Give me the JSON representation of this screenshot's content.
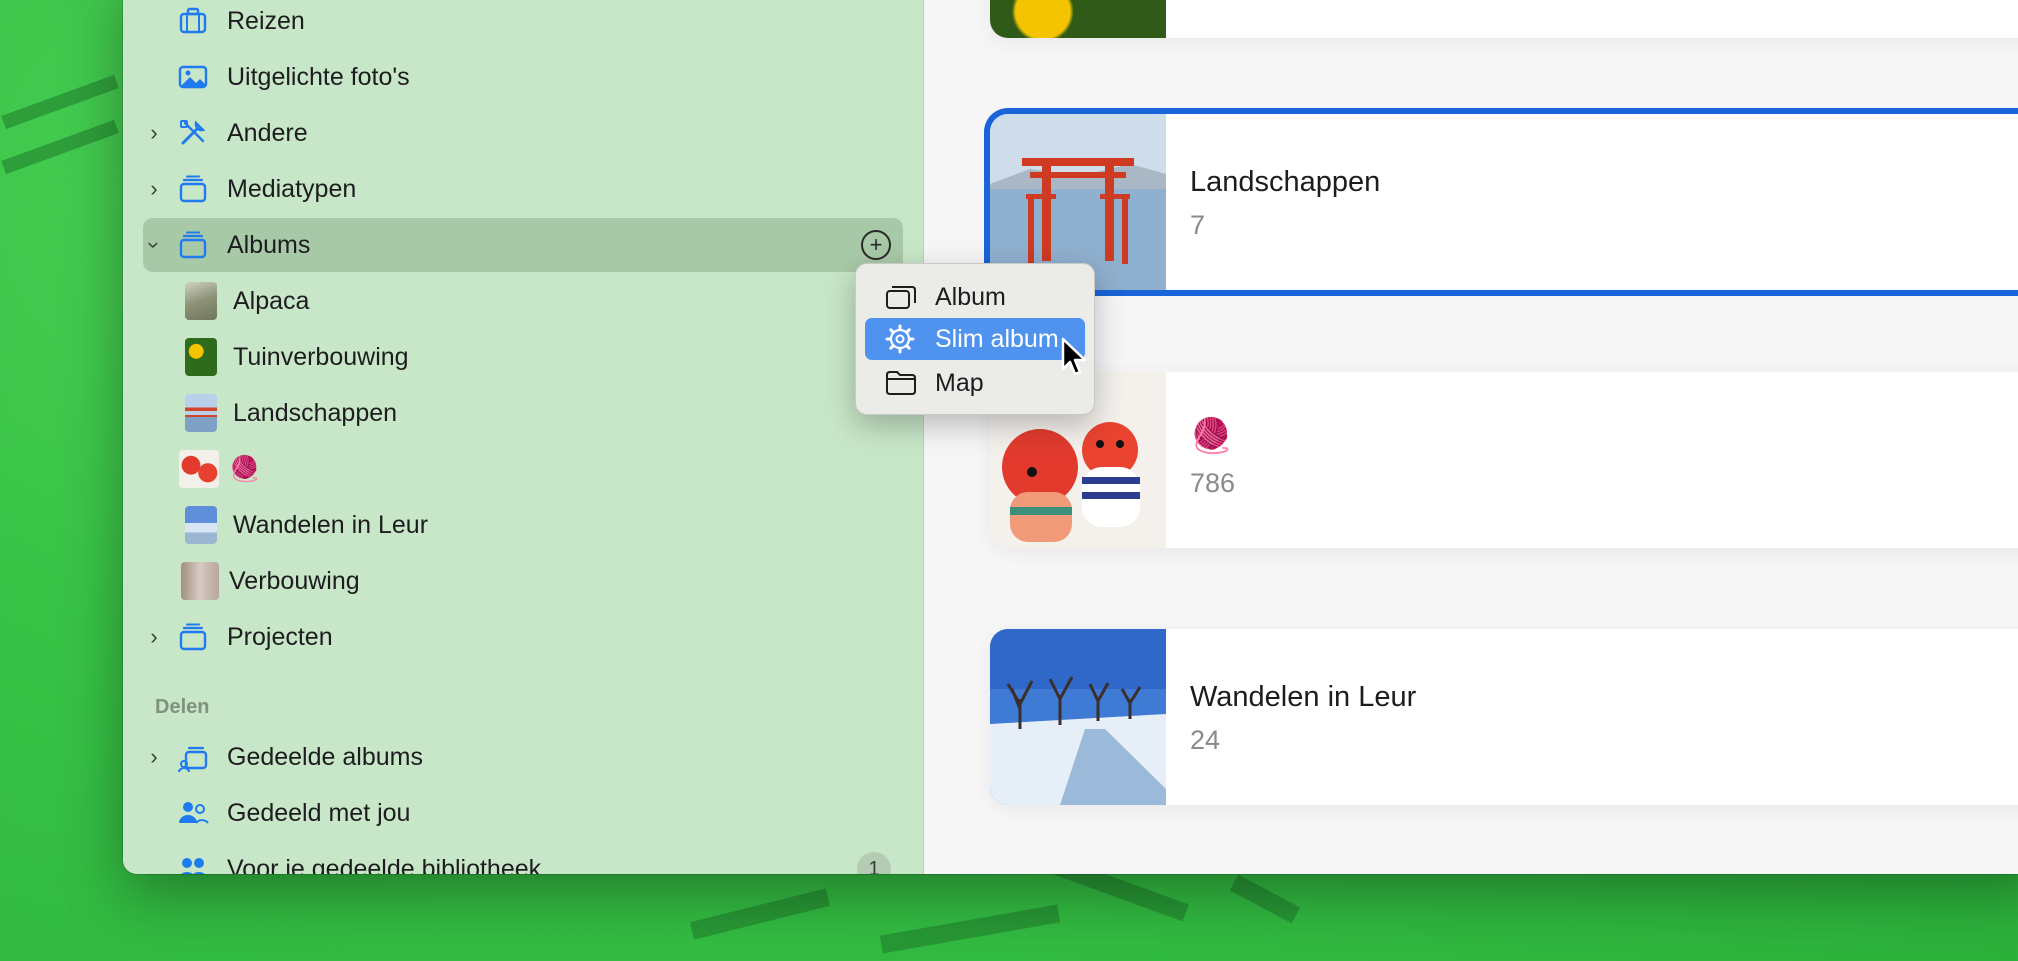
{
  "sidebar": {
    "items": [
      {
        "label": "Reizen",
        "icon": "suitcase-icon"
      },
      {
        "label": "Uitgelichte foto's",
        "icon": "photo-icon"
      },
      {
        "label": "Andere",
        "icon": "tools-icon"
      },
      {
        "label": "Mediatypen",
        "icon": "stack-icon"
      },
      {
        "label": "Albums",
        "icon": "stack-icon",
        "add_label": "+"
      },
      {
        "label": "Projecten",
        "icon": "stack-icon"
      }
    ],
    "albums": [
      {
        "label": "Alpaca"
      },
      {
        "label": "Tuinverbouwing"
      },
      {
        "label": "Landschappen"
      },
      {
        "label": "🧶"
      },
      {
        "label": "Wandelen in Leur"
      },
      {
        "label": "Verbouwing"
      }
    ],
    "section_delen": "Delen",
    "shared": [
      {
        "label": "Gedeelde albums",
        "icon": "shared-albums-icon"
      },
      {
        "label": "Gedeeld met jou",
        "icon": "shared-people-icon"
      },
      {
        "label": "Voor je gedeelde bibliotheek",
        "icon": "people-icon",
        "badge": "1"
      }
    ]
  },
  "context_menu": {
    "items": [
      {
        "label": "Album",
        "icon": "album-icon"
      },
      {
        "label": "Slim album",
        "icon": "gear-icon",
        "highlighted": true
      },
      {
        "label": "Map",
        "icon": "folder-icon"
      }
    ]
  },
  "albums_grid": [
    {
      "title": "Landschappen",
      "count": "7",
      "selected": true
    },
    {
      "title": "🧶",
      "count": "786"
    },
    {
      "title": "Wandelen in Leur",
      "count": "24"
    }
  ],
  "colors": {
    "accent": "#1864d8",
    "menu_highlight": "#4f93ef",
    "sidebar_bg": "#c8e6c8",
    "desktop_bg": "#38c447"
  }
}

☆ ☆ ☆

WHAT NEEDS TO BE DONE: Return the full material word for word. Do not include the pictures.

RESPONSE TO THE EXERCISE:
Give me the JSON representation of this screenshot's content.
{
  "sidebar": {
    "items": [
      {
        "label": "Reizen",
        "icon": "suitcase-icon"
      },
      {
        "label": "Uitgelichte foto's",
        "icon": "photo-icon"
      },
      {
        "label": "Andere",
        "icon": "tools-icon"
      },
      {
        "label": "Mediatypen",
        "icon": "stack-icon"
      },
      {
        "label": "Albums",
        "icon": "stack-icon",
        "add_label": "+"
      },
      {
        "label": "Projecten",
        "icon": "stack-icon"
      }
    ],
    "albums": [
      {
        "label": "Alpaca"
      },
      {
        "label": "Tuinverbouwing"
      },
      {
        "label": "Landschappen"
      },
      {
        "label": "🧶"
      },
      {
        "label": "Wandelen in Leur"
      },
      {
        "label": "Verbouwing"
      }
    ],
    "section_delen": "Delen",
    "shared": [
      {
        "label": "Gedeelde albums",
        "icon": "shared-albums-icon"
      },
      {
        "label": "Gedeeld met jou",
        "icon": "shared-people-icon"
      },
      {
        "label": "Voor je gedeelde bibliotheek",
        "icon": "people-icon",
        "badge": "1"
      }
    ]
  },
  "context_menu": {
    "items": [
      {
        "label": "Album",
        "icon": "album-icon"
      },
      {
        "label": "Slim album",
        "icon": "gear-icon",
        "highlighted": true
      },
      {
        "label": "Map",
        "icon": "folder-icon"
      }
    ]
  },
  "albums_grid": [
    {
      "title": "Landschappen",
      "count": "7",
      "selected": true
    },
    {
      "title": "🧶",
      "count": "786"
    },
    {
      "title": "Wandelen in Leur",
      "count": "24"
    }
  ],
  "colors": {
    "accent": "#1864d8",
    "menu_highlight": "#4f93ef",
    "sidebar_bg": "#c8e6c8",
    "desktop_bg": "#38c447"
  }
}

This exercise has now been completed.